*PROBLEM REQUIREMENTS*. Where a line below holds the string "изделия", copy that line.

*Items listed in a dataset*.
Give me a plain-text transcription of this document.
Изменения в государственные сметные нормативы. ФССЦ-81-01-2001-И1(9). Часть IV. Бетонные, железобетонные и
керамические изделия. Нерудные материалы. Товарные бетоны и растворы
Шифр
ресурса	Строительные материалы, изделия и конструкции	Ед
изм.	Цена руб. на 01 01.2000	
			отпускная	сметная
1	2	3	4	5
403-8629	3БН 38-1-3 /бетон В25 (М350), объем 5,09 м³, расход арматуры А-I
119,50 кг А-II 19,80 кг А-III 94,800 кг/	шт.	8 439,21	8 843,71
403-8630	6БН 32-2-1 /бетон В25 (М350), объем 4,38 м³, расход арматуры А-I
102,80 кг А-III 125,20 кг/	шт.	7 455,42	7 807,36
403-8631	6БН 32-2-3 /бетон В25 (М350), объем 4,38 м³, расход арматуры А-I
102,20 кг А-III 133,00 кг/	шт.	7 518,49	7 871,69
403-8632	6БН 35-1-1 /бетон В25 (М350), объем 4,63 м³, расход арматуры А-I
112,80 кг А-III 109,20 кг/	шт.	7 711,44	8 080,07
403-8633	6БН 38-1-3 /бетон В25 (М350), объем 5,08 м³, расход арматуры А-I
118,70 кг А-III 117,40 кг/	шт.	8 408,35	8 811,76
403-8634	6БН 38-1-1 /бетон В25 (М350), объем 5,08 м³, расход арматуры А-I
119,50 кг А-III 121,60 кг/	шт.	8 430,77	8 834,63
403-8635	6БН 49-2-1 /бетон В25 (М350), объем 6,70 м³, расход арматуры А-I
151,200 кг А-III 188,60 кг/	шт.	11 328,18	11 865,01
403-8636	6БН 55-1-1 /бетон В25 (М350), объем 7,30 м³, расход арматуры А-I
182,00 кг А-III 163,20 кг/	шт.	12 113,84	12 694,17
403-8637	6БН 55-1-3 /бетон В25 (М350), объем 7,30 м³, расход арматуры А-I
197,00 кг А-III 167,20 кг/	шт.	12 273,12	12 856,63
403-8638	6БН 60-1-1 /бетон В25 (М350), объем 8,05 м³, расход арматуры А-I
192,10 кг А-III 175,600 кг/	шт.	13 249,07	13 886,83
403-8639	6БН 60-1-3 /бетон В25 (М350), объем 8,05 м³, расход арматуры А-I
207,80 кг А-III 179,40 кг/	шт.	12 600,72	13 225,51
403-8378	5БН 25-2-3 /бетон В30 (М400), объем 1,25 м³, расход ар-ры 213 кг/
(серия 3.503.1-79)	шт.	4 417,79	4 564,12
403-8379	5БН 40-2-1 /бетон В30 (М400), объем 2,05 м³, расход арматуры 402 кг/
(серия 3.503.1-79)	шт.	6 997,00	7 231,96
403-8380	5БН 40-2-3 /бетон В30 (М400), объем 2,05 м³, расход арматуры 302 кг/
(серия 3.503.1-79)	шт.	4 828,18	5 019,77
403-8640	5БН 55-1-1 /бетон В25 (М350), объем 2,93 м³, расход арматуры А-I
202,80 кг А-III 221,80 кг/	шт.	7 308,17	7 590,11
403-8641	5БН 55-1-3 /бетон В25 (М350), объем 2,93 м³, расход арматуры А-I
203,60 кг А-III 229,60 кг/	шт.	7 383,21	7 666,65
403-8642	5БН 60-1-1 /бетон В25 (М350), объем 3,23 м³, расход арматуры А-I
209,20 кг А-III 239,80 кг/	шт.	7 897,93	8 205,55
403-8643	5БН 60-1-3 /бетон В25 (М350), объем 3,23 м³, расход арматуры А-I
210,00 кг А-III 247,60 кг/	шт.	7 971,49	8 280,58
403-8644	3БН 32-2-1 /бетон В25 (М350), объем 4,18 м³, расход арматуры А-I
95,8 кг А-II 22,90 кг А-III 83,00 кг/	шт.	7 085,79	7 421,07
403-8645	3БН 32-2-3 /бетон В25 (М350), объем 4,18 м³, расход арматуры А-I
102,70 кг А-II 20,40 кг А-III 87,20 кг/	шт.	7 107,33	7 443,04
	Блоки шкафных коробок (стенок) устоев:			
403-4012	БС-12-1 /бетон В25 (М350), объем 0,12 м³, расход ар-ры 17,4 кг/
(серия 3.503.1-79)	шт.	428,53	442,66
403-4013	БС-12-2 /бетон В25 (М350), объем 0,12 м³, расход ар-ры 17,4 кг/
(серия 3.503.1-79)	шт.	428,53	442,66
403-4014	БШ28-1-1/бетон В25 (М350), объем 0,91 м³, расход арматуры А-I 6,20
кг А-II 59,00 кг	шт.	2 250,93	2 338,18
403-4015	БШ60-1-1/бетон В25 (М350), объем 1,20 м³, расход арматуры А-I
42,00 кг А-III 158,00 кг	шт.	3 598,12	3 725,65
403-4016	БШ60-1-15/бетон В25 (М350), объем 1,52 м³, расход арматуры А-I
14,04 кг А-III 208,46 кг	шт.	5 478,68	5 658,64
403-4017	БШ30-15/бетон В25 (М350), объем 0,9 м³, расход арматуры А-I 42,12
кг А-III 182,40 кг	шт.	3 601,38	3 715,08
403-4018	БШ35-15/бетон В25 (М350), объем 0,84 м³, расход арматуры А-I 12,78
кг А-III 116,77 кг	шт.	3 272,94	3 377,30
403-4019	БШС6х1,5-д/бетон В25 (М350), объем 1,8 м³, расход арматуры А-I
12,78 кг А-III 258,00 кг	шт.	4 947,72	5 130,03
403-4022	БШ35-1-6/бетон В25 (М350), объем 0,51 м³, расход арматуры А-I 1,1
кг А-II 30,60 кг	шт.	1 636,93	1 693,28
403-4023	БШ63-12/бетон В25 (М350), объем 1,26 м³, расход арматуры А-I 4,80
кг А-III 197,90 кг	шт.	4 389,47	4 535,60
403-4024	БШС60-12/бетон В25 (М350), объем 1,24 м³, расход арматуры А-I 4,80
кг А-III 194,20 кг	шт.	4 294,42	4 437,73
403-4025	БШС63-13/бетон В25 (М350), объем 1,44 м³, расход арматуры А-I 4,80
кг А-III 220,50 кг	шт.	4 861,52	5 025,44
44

*RESPONSE BELOW*.
керамические изделия. Нерудные материалы. Товарные бетоны и растворы
ресурса	Строительные материалы, изделия и конструкции	Ед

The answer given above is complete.